§ Given exercise
Please write out the lines of the listing starting at the one containing "isobar-label: 1005 [537, 298, 562, 308]" and ending at the one containing "legend-label: 520 [392, 481, 404, 488]", both included, keeping each line exactly as it appears.

§ Data section
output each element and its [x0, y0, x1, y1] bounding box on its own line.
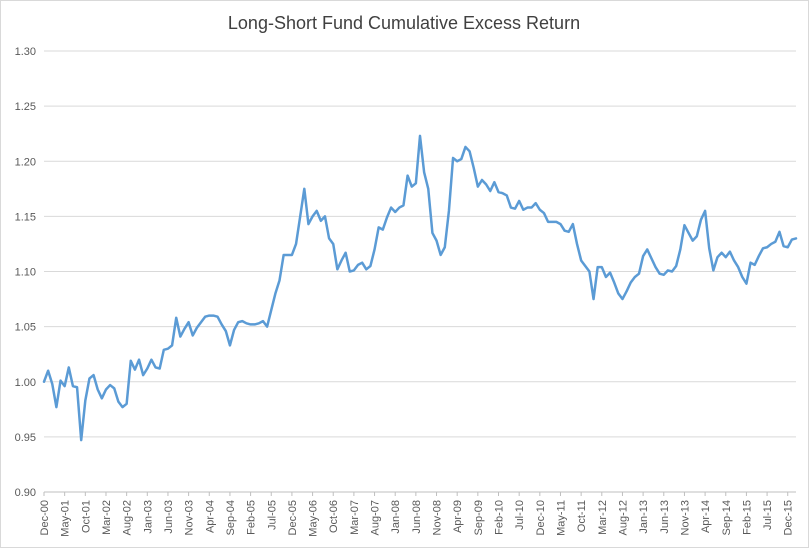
- gridlines: [44, 50, 796, 493]
- y-axis: 0.90 0.95 1.00 1.05 1.10 1.15 1.20 1.25 1.30: [15, 46, 36, 499]
- y-tick-label: 1.10: [15, 267, 36, 279]
- x-tick-label: Sep-09: [473, 500, 485, 535]
- y-tick-label: 1.15: [15, 211, 36, 223]
- x-tick-label: Mar-12: [597, 500, 609, 535]
- y-tick-label: 0.90: [15, 487, 36, 499]
- x-tick-label: Apr-04: [204, 500, 216, 533]
- x-tick-label: May-11: [555, 500, 567, 536]
- cumulative-return-line: [42, 134, 798, 442]
- x-tick-label: Jul-10: [514, 500, 526, 530]
- x-tick-label: Aug-02: [122, 500, 134, 535]
- x-tick-label: Jun-08: [411, 500, 423, 534]
- x-tick-label: Aug-07: [370, 500, 382, 535]
- x-tick-label: Jun-13: [659, 500, 671, 534]
- x-tick-label: Feb-10: [494, 500, 506, 535]
- x-tick-label: Dec-15: [783, 500, 795, 535]
- x-tick-label: Jan-13: [638, 500, 650, 534]
- x-tick-label: Nov-08: [432, 500, 444, 535]
- x-tick-label: Nov-03: [184, 500, 196, 535]
- x-tick-label: Feb-05: [246, 500, 258, 535]
- chart-title: Long-Short Fund Cumulative Excess Return: [228, 13, 580, 33]
- x-tick-label: May-01: [60, 500, 72, 537]
- series-layer: [42, 134, 798, 442]
- x-tick-label: Feb-15: [741, 500, 753, 535]
- x-tick-label: Jan-03: [142, 500, 154, 534]
- x-tick-label: Sep-04: [225, 500, 237, 535]
- x-tick-label: Jul-05: [266, 500, 278, 530]
- x-tick-label: Dec-05: [287, 500, 299, 535]
- y-tick-label: 1.05: [15, 322, 36, 334]
- y-tick-label: 0.95: [15, 432, 36, 444]
- x-tick-label: Dec-10: [535, 500, 547, 535]
- x-tick-label: Jun-03: [163, 500, 175, 534]
- x-tick-label: Mar-02: [101, 500, 113, 535]
- x-tick-label: Apr-09: [452, 500, 464, 533]
- x-tick-label: Jul-15: [762, 500, 774, 530]
- x-tick-label: Oct-06: [328, 500, 340, 533]
- x-tick-label: Dec-00: [39, 500, 51, 535]
- x-tick-label: Mar-07: [349, 500, 361, 535]
- x-tick-label: Apr-14: [700, 500, 712, 533]
- x-tick-label: Oct-11: [576, 500, 588, 532]
- x-axis: Dec-00 May-01 Oct-01 Mar-02 Aug-02 Jan-03 Jun-…: [39, 492, 795, 537]
- x-tick-label: Aug-12: [617, 500, 629, 535]
- x-tick-label: Jan-08: [390, 500, 402, 534]
- x-tick-label: Nov-13: [679, 500, 691, 535]
- y-tick-label: 1.30: [15, 46, 36, 58]
- x-tick-label: Oct-01: [80, 500, 92, 533]
- y-tick-label: 1.25: [15, 101, 36, 113]
- x-tick-label: Sep-14: [721, 500, 733, 535]
- y-tick-label: 1.20: [15, 156, 36, 168]
- y-tick-label: 1.00: [15, 377, 36, 389]
- x-tick-label: May-06: [308, 500, 320, 537]
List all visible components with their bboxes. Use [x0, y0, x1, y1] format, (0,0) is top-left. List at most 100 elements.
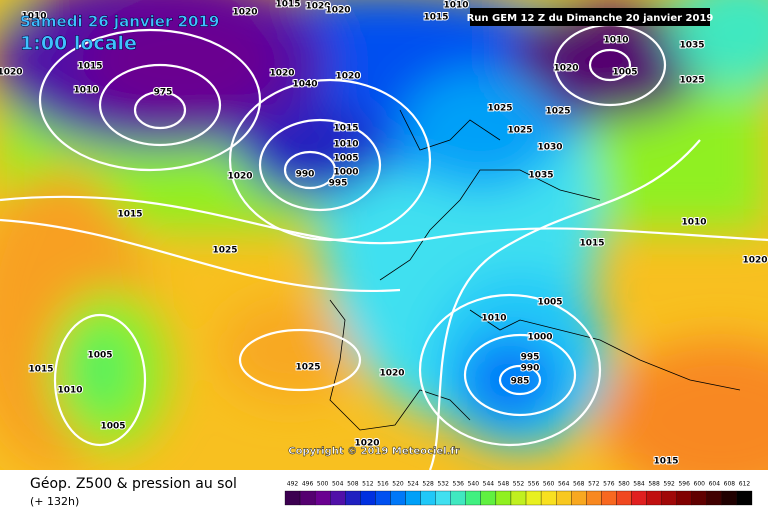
isobar-label: 1005 [537, 298, 562, 308]
legend-label: 572 [588, 481, 600, 488]
legend-swatch [345, 490, 361, 506]
isobar-label: 1010 [481, 314, 506, 324]
isobar-label: 1020 [227, 172, 252, 182]
legend-label: 504 [332, 481, 344, 488]
legend-swatch [661, 490, 677, 506]
isobar-label: 1005 [100, 422, 125, 432]
isobar-label: 1000 [527, 333, 552, 343]
legend-label: 516 [377, 481, 389, 488]
legend-label: 492 [287, 481, 299, 488]
isobar-label: 1030 [537, 143, 562, 153]
isobar-label: 1015 [28, 365, 53, 375]
legend-swatch [375, 490, 391, 506]
isobar-label: 1025 [212, 246, 237, 256]
run-box [470, 8, 710, 26]
isobar-label: 1005 [333, 154, 358, 164]
isobar-label: 1025 [679, 76, 704, 86]
isobar-label: 1015 [275, 0, 300, 10]
legend-swatch [405, 490, 421, 506]
isobar-label: 1015 [423, 13, 448, 23]
isobar-label: 1025 [507, 126, 532, 136]
legend-swatch [631, 490, 647, 506]
legend-label: 548 [498, 481, 510, 488]
legend-swatch [736, 490, 753, 506]
isobar-label: 1020 [305, 2, 330, 12]
run-info: Run GEM 12 Z du Dimanche 20 janvier 2019 [467, 13, 714, 24]
isobar-label: 1020 [742, 256, 767, 266]
isobar-label: 1020 [232, 8, 257, 18]
legend-label: 556 [528, 481, 540, 488]
isobar-label: 1025 [545, 107, 570, 117]
legend-label: 540 [468, 481, 480, 488]
legend-swatch [691, 490, 707, 506]
legend-label: 532 [437, 481, 449, 488]
legend-swatch [465, 490, 481, 506]
legend-label: 612 [739, 481, 751, 488]
isobar-label: 1010 [21, 12, 46, 22]
isobar-label: 1015 [653, 457, 678, 467]
legend-label: 524 [407, 481, 419, 488]
legend-swatch [571, 490, 587, 506]
legend-swatch [299, 490, 316, 506]
legend-label: 544 [483, 481, 495, 488]
isobars [0, 23, 768, 470]
legend-label: 520 [392, 481, 404, 488]
legend-label: 596 [678, 481, 690, 488]
legend-swatch [390, 490, 406, 506]
isobar-label: 1010 [443, 1, 468, 11]
legend-label: 512 [362, 481, 374, 488]
legend-swatch [420, 490, 436, 506]
isobar-label: 1010 [603, 36, 628, 46]
isobar-label: 1040 [292, 80, 317, 90]
legend-label: 588 [648, 481, 660, 488]
legend-label: 552 [513, 481, 525, 488]
legend-label: 564 [558, 481, 570, 488]
isobar-label: 1020 [335, 72, 360, 82]
legend-swatch [706, 490, 723, 506]
legend-label: 608 [724, 481, 736, 488]
legend-label: 592 [663, 481, 675, 488]
legend-label: 568 [573, 481, 585, 488]
isobar-label: 1020 [553, 64, 578, 74]
isobar-label: 1015 [117, 210, 142, 220]
isobar-label: 1020 [0, 68, 23, 78]
legend-swatch [556, 490, 572, 506]
isobar-label: 1015 [333, 124, 358, 134]
legend-swatch [314, 490, 331, 506]
legend-label: 604 [709, 481, 721, 488]
isobar-label: 995 [521, 353, 540, 363]
legend-label: 584 [633, 481, 645, 488]
legend-swatch [360, 490, 376, 506]
legend-swatch [284, 490, 301, 506]
legend-swatch [480, 490, 497, 506]
legend-label: 496 [302, 481, 314, 488]
isobar-label: 995 [329, 179, 348, 189]
isobar-label: 1010 [57, 386, 82, 396]
date: Samedi 26 janvier 2019 [20, 13, 219, 31]
isobar-label: 985 [511, 377, 530, 387]
isobar-label: 1035 [528, 171, 553, 181]
isobar-label: 1010 [681, 218, 706, 228]
isobar-label: 1025 [487, 104, 512, 114]
time: 1:00 locale [20, 33, 137, 55]
isobar-label: 1020 [269, 69, 294, 79]
isobar-label: 1005 [612, 68, 637, 78]
isobar-label: 1015 [579, 239, 604, 249]
isobar-label: 990 [521, 364, 540, 374]
legend-swatch [586, 490, 602, 506]
legend-swatch [540, 490, 557, 506]
legend-label: 576 [603, 481, 615, 488]
legend-label: 500 [317, 481, 329, 488]
lead-time: (+ 132h) [30, 495, 79, 508]
isobar-label: 1015 [77, 62, 102, 72]
isobar-label: 1035 [679, 41, 704, 51]
legend-label: 528 [422, 481, 434, 488]
legend-swatch [435, 490, 451, 506]
isobar-label: 1020 [354, 439, 379, 449]
isobar-label: 1010 [333, 140, 358, 150]
legend-swatch [510, 490, 527, 506]
isobar-label: 1010 [73, 86, 98, 96]
isobar-label: 1020 [325, 6, 350, 16]
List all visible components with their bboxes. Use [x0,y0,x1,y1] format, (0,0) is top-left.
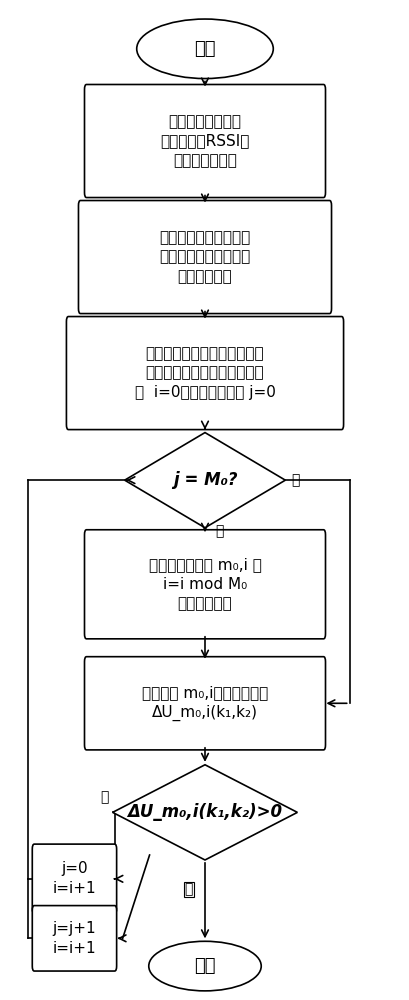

§ The completed task
isobar-label: 1005 [537, 298, 562, 308]
legend-label: 572 [588, 481, 600, 488]
legend-swatch [345, 490, 361, 506]
isobar-label: 1010 [481, 314, 506, 324]
isobar-label: 1020 [227, 172, 252, 182]
legend-label: 504 [332, 481, 344, 488]
legend-swatch [661, 490, 677, 506]
isobar-label: 1005 [100, 422, 125, 432]
isobar-label: 1000 [527, 333, 552, 343]
legend-label: 516 [377, 481, 389, 488]
legend-label: 492 [287, 481, 299, 488]
isobar-label: 1030 [537, 143, 562, 153]
isobar-label: 1015 [28, 365, 53, 375]
legend-swatch [375, 490, 391, 506]
isobar-label: 1025 [212, 246, 237, 256]
run-box [470, 8, 710, 26]
isobar-label: 1005 [333, 154, 358, 164]
isobar-label: 1025 [679, 76, 704, 86]
isobar-label: 1015 [275, 0, 300, 10]
legend-swatch [405, 490, 421, 506]
isobar-label: 1015 [423, 13, 448, 23]
isobar-label: 1025 [507, 126, 532, 136]
legend-swatch [631, 490, 647, 506]
legend-label: 548 [498, 481, 510, 488]
legend-swatch [736, 490, 753, 506]
isobar-label: 1020 [305, 2, 330, 12]
run-info: Run GEM 12 Z du Dimanche 20 janvier 2019 [467, 13, 714, 24]
isobar-label: 1020 [742, 256, 767, 266]
isobar-label: 1020 [232, 8, 257, 18]
legend-label: 556 [528, 481, 540, 488]
isobar-label: 1025 [545, 107, 570, 117]
legend-label: 540 [468, 481, 480, 488]
legend-swatch [691, 490, 707, 506]
legend-label: 532 [437, 481, 449, 488]
legend-swatch [465, 490, 481, 506]
legend-label: 612 [739, 481, 751, 488]
isobar-label: 1010 [21, 12, 46, 22]
isobar-label: 1015 [653, 457, 678, 467]
legend-label: 524 [407, 481, 419, 488]
legend-swatch [571, 490, 587, 506]
legend-swatch [299, 490, 316, 506]
legend-label: 544 [483, 481, 495, 488]
isobars [0, 23, 768, 470]
legend-label: 520 [392, 481, 404, 488]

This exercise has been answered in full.